* BEGIN *

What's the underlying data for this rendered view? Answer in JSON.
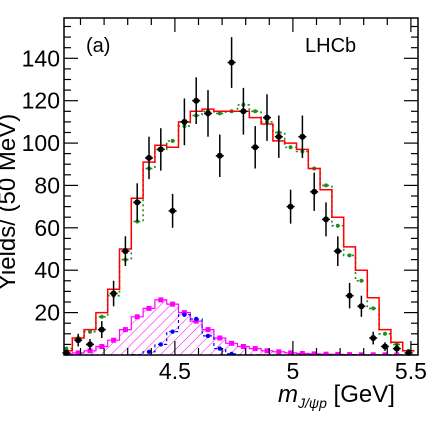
{
  "chart_data": {
    "type": "scatter",
    "panel_label": "(a)",
    "experiment_label": "LHCb",
    "xlabel": "m_{J/ψp} [GeV]",
    "xlabel_main": "m",
    "xlabel_sub": "J/ψp",
    "xlabel_unit": " [GeV]",
    "ylabel": "Yields/ (50 MeV)",
    "xlim": [
      4.03,
      5.53
    ],
    "ylim": [
      0,
      159
    ],
    "x_ticks": [
      4.5,
      5,
      5.5
    ],
    "x_tick_labels": [
      "4.5",
      "5",
      "5.5"
    ],
    "y_ticks": [
      20,
      40,
      60,
      80,
      100,
      120,
      140
    ],
    "y_tick_labels": [
      "20",
      "40",
      "60",
      "80",
      "100",
      "120",
      "140"
    ],
    "bin_width": 0.05,
    "data": {
      "x": [
        4.04,
        4.09,
        4.14,
        4.19,
        4.24,
        4.29,
        4.34,
        4.39,
        4.44,
        4.49,
        4.54,
        4.59,
        4.64,
        4.69,
        4.74,
        4.79,
        4.84,
        4.89,
        4.94,
        4.99,
        5.04,
        5.09,
        5.14,
        5.19,
        5.24,
        5.29,
        5.34,
        5.39,
        5.44,
        5.49
      ],
      "y": [
        1,
        7,
        5,
        12,
        29,
        49,
        72,
        93,
        97,
        68,
        110,
        120,
        114,
        94,
        138,
        115,
        98,
        112,
        103,
        70,
        103,
        77,
        64,
        49,
        28,
        23,
        8,
        4,
        3,
        1
      ],
      "yerr": [
        1.5,
        3,
        2.5,
        4,
        6,
        7,
        9,
        10,
        10,
        8,
        11,
        11,
        11,
        10,
        12,
        11,
        10,
        11,
        10,
        8,
        10,
        9,
        8,
        7,
        6,
        5,
        3,
        2,
        2,
        1
      ]
    },
    "series": [
      {
        "role": "total fit",
        "style": "solid histogram",
        "color": "#ff0000",
        "values": [
          2,
          8,
          12,
          20,
          31,
          50,
          74,
          91,
          99,
          98,
          110,
          115,
          116,
          115,
          115,
          115,
          112,
          109,
          101,
          100,
          97,
          88,
          78,
          65,
          51,
          40,
          27,
          12,
          6,
          2
        ]
      },
      {
        "role": "alternative fit",
        "style": "dotted histogram",
        "color": "#228b22",
        "values": [
          3,
          8,
          11,
          18,
          28,
          45,
          63,
          88,
          97,
          101,
          108,
          113,
          115,
          114,
          115,
          118,
          115,
          110,
          105,
          98,
          96,
          88,
          80,
          61,
          47,
          35,
          22,
          10,
          5,
          2
        ]
      },
      {
        "role": "hatched component",
        "style": "hatched area with square markers",
        "color": "#ff00ff",
        "values": [
          0.5,
          1,
          2,
          4,
          7,
          12,
          18,
          22,
          26,
          24,
          20,
          16,
          12,
          8,
          5.5,
          4,
          3,
          2,
          1.5,
          1,
          0.7,
          0.5,
          0.4,
          0.3,
          0.2,
          0.1,
          0.1,
          0.1,
          0,
          0
        ]
      },
      {
        "role": "dashed component",
        "style": "dashed line with markers",
        "color": "#0000ff",
        "values": [
          0,
          0,
          0,
          0,
          0,
          0,
          0.2,
          1.5,
          5,
          11,
          19,
          17,
          9,
          3,
          0.5,
          0.1,
          0.1,
          0,
          0,
          0,
          0,
          0,
          0,
          0,
          0,
          0,
          0,
          0,
          0,
          0
        ]
      }
    ]
  }
}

* END *

Search the entries for the word "component" and pick out every line that holds it.

        "role": "hatched component",
        "role": "dashed component",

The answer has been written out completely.